#### [WHAT YOU ARE ASKED TO DO]
Write out the material exactly, leaving every picture behind.

[Figure contents as structured data]
━━━━━━━━━━

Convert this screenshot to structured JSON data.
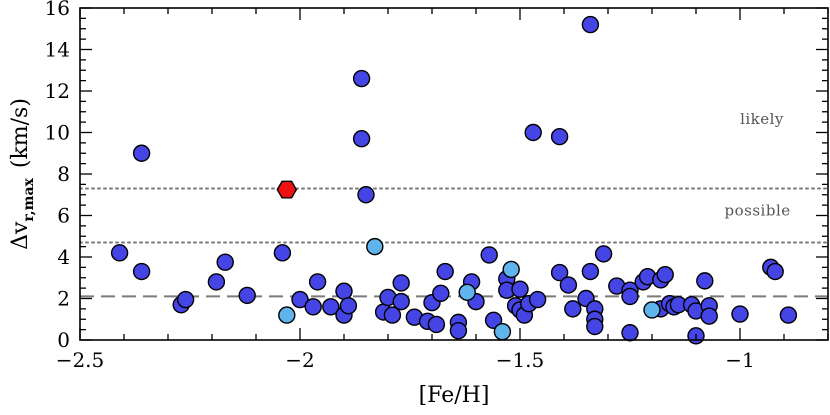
{
  "chart_data": {
    "type": "scatter",
    "xlabel": "[Fe/H]",
    "ylabel_main": "Δv",
    "ylabel_sub": "r,max",
    "ylabel_unit": "(km/s)",
    "xlim": [
      -2.5,
      -0.8
    ],
    "ylim": [
      0,
      16
    ],
    "x_ticks": [
      -2.5,
      -2,
      -1.5,
      -1
    ],
    "x_tick_labels": [
      "−2.5",
      "−2",
      "−1.5",
      "−1"
    ],
    "y_ticks": [
      0,
      2,
      4,
      6,
      8,
      10,
      12,
      14,
      16
    ],
    "y_tick_labels": [
      "0",
      "2",
      "4",
      "6",
      "8",
      "10",
      "12",
      "14",
      "16"
    ],
    "grid": false,
    "reference_lines": [
      {
        "style": "dotted",
        "y": 7.3
      },
      {
        "style": "dotted",
        "y": 4.7
      },
      {
        "style": "dashed",
        "y": 2.1
      }
    ],
    "annotations": [
      {
        "text": "likely",
        "x": -0.95,
        "y": 10.4
      },
      {
        "text": "possible",
        "x": -0.96,
        "y": 6.0
      }
    ],
    "colors": {
      "blue": "#4545e6",
      "light_blue": "#5fb4ee",
      "red": "#ee1111",
      "outline": "#000000",
      "refline": "#7a7a7a",
      "annotation": "#555555"
    },
    "series": [
      {
        "marker": "circle",
        "color": "#4545e6",
        "points": [
          [
            -2.41,
            4.2
          ],
          [
            -2.36,
            9.0
          ],
          [
            -2.36,
            3.3
          ],
          [
            -2.27,
            1.7
          ],
          [
            -2.26,
            1.95
          ],
          [
            -2.19,
            2.8
          ],
          [
            -2.17,
            3.75
          ],
          [
            -2.12,
            2.15
          ],
          [
            -2.04,
            4.2
          ],
          [
            -2.0,
            1.95
          ],
          [
            -1.96,
            2.8
          ],
          [
            -1.97,
            1.6
          ],
          [
            -1.93,
            1.6
          ],
          [
            -1.9,
            2.35
          ],
          [
            -1.9,
            1.2
          ],
          [
            -1.89,
            1.65
          ],
          [
            -1.86,
            12.6
          ],
          [
            -1.86,
            9.7
          ],
          [
            -1.85,
            7.0
          ],
          [
            -1.81,
            1.35
          ],
          [
            -1.8,
            2.05
          ],
          [
            -1.79,
            1.2
          ],
          [
            -1.77,
            2.75
          ],
          [
            -1.77,
            1.85
          ],
          [
            -1.74,
            1.1
          ],
          [
            -1.71,
            0.9
          ],
          [
            -1.7,
            1.8
          ],
          [
            -1.69,
            0.75
          ],
          [
            -1.68,
            2.25
          ],
          [
            -1.67,
            3.3
          ],
          [
            -1.64,
            0.85
          ],
          [
            -1.64,
            0.45
          ],
          [
            -1.61,
            2.8
          ],
          [
            -1.6,
            1.85
          ],
          [
            -1.57,
            4.1
          ],
          [
            -1.56,
            0.95
          ],
          [
            -1.53,
            2.95
          ],
          [
            -1.53,
            2.4
          ],
          [
            -1.51,
            1.65
          ],
          [
            -1.5,
            2.45
          ],
          [
            -1.5,
            1.45
          ],
          [
            -1.49,
            1.2
          ],
          [
            -1.48,
            1.75
          ],
          [
            -1.47,
            10.0
          ],
          [
            -1.46,
            1.95
          ],
          [
            -1.41,
            9.8
          ],
          [
            -1.41,
            3.25
          ],
          [
            -1.39,
            2.65
          ],
          [
            -1.38,
            1.5
          ],
          [
            -1.35,
            2.0
          ],
          [
            -1.34,
            15.2
          ],
          [
            -1.34,
            3.3
          ],
          [
            -1.33,
            1.5
          ],
          [
            -1.33,
            1.0
          ],
          [
            -1.33,
            0.65
          ],
          [
            -1.31,
            4.15
          ],
          [
            -1.28,
            2.6
          ],
          [
            -1.25,
            2.4
          ],
          [
            -1.25,
            2.1
          ],
          [
            -1.25,
            0.35
          ],
          [
            -1.22,
            2.8
          ],
          [
            -1.21,
            3.05
          ],
          [
            -1.18,
            2.9
          ],
          [
            -1.18,
            1.5
          ],
          [
            -1.17,
            3.15
          ],
          [
            -1.16,
            1.75
          ],
          [
            -1.15,
            1.6
          ],
          [
            -1.14,
            1.7
          ],
          [
            -1.11,
            1.7
          ],
          [
            -1.1,
            1.4
          ],
          [
            -1.1,
            0.2
          ],
          [
            -1.08,
            2.85
          ],
          [
            -1.07,
            1.65
          ],
          [
            -1.07,
            1.15
          ],
          [
            -1.0,
            1.25
          ],
          [
            -0.93,
            3.5
          ],
          [
            -0.92,
            3.3
          ],
          [
            -0.89,
            1.2
          ]
        ]
      },
      {
        "marker": "circle",
        "color": "#5fb4ee",
        "points": [
          [
            -2.03,
            1.2
          ],
          [
            -1.83,
            4.5
          ],
          [
            -1.62,
            2.3
          ],
          [
            -1.52,
            3.4
          ],
          [
            -1.54,
            0.4
          ],
          [
            -1.2,
            1.45
          ]
        ]
      },
      {
        "marker": "hexagon",
        "color": "#ee1111",
        "points": [
          [
            -2.03,
            7.25
          ]
        ]
      }
    ]
  }
}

━━━━━━━━━━

#### [RESPONSE TO THIS EXERCISE]
Convert this screenshot to structured JSON data.
{
  "chart_data": {
    "type": "scatter",
    "xlabel": "[Fe/H]",
    "ylabel_main": "Δv",
    "ylabel_sub": "r,max",
    "ylabel_unit": "(km/s)",
    "xlim": [
      -2.5,
      -0.8
    ],
    "ylim": [
      0,
      16
    ],
    "x_ticks": [
      -2.5,
      -2,
      -1.5,
      -1
    ],
    "x_tick_labels": [
      "−2.5",
      "−2",
      "−1.5",
      "−1"
    ],
    "y_ticks": [
      0,
      2,
      4,
      6,
      8,
      10,
      12,
      14,
      16
    ],
    "y_tick_labels": [
      "0",
      "2",
      "4",
      "6",
      "8",
      "10",
      "12",
      "14",
      "16"
    ],
    "grid": false,
    "reference_lines": [
      {
        "style": "dotted",
        "y": 7.3
      },
      {
        "style": "dotted",
        "y": 4.7
      },
      {
        "style": "dashed",
        "y": 2.1
      }
    ],
    "annotations": [
      {
        "text": "likely",
        "x": -0.95,
        "y": 10.4
      },
      {
        "text": "possible",
        "x": -0.96,
        "y": 6.0
      }
    ],
    "colors": {
      "blue": "#4545e6",
      "light_blue": "#5fb4ee",
      "red": "#ee1111",
      "outline": "#000000",
      "refline": "#7a7a7a",
      "annotation": "#555555"
    },
    "series": [
      {
        "marker": "circle",
        "color": "#4545e6",
        "points": [
          [
            -2.41,
            4.2
          ],
          [
            -2.36,
            9.0
          ],
          [
            -2.36,
            3.3
          ],
          [
            -2.27,
            1.7
          ],
          [
            -2.26,
            1.95
          ],
          [
            -2.19,
            2.8
          ],
          [
            -2.17,
            3.75
          ],
          [
            -2.12,
            2.15
          ],
          [
            -2.04,
            4.2
          ],
          [
            -2.0,
            1.95
          ],
          [
            -1.96,
            2.8
          ],
          [
            -1.97,
            1.6
          ],
          [
            -1.93,
            1.6
          ],
          [
            -1.9,
            2.35
          ],
          [
            -1.9,
            1.2
          ],
          [
            -1.89,
            1.65
          ],
          [
            -1.86,
            12.6
          ],
          [
            -1.86,
            9.7
          ],
          [
            -1.85,
            7.0
          ],
          [
            -1.81,
            1.35
          ],
          [
            -1.8,
            2.05
          ],
          [
            -1.79,
            1.2
          ],
          [
            -1.77,
            2.75
          ],
          [
            -1.77,
            1.85
          ],
          [
            -1.74,
            1.1
          ],
          [
            -1.71,
            0.9
          ],
          [
            -1.7,
            1.8
          ],
          [
            -1.69,
            0.75
          ],
          [
            -1.68,
            2.25
          ],
          [
            -1.67,
            3.3
          ],
          [
            -1.64,
            0.85
          ],
          [
            -1.64,
            0.45
          ],
          [
            -1.61,
            2.8
          ],
          [
            -1.6,
            1.85
          ],
          [
            -1.57,
            4.1
          ],
          [
            -1.56,
            0.95
          ],
          [
            -1.53,
            2.95
          ],
          [
            -1.53,
            2.4
          ],
          [
            -1.51,
            1.65
          ],
          [
            -1.5,
            2.45
          ],
          [
            -1.5,
            1.45
          ],
          [
            -1.49,
            1.2
          ],
          [
            -1.48,
            1.75
          ],
          [
            -1.47,
            10.0
          ],
          [
            -1.46,
            1.95
          ],
          [
            -1.41,
            9.8
          ],
          [
            -1.41,
            3.25
          ],
          [
            -1.39,
            2.65
          ],
          [
            -1.38,
            1.5
          ],
          [
            -1.35,
            2.0
          ],
          [
            -1.34,
            15.2
          ],
          [
            -1.34,
            3.3
          ],
          [
            -1.33,
            1.5
          ],
          [
            -1.33,
            1.0
          ],
          [
            -1.33,
            0.65
          ],
          [
            -1.31,
            4.15
          ],
          [
            -1.28,
            2.6
          ],
          [
            -1.25,
            2.4
          ],
          [
            -1.25,
            2.1
          ],
          [
            -1.25,
            0.35
          ],
          [
            -1.22,
            2.8
          ],
          [
            -1.21,
            3.05
          ],
          [
            -1.18,
            2.9
          ],
          [
            -1.18,
            1.5
          ],
          [
            -1.17,
            3.15
          ],
          [
            -1.16,
            1.75
          ],
          [
            -1.15,
            1.6
          ],
          [
            -1.14,
            1.7
          ],
          [
            -1.11,
            1.7
          ],
          [
            -1.1,
            1.4
          ],
          [
            -1.1,
            0.2
          ],
          [
            -1.08,
            2.85
          ],
          [
            -1.07,
            1.65
          ],
          [
            -1.07,
            1.15
          ],
          [
            -1.0,
            1.25
          ],
          [
            -0.93,
            3.5
          ],
          [
            -0.92,
            3.3
          ],
          [
            -0.89,
            1.2
          ]
        ]
      },
      {
        "marker": "circle",
        "color": "#5fb4ee",
        "points": [
          [
            -2.03,
            1.2
          ],
          [
            -1.83,
            4.5
          ],
          [
            -1.62,
            2.3
          ],
          [
            -1.52,
            3.4
          ],
          [
            -1.54,
            0.4
          ],
          [
            -1.2,
            1.45
          ]
        ]
      },
      {
        "marker": "hexagon",
        "color": "#ee1111",
        "points": [
          [
            -2.03,
            7.25
          ]
        ]
      }
    ]
  }
}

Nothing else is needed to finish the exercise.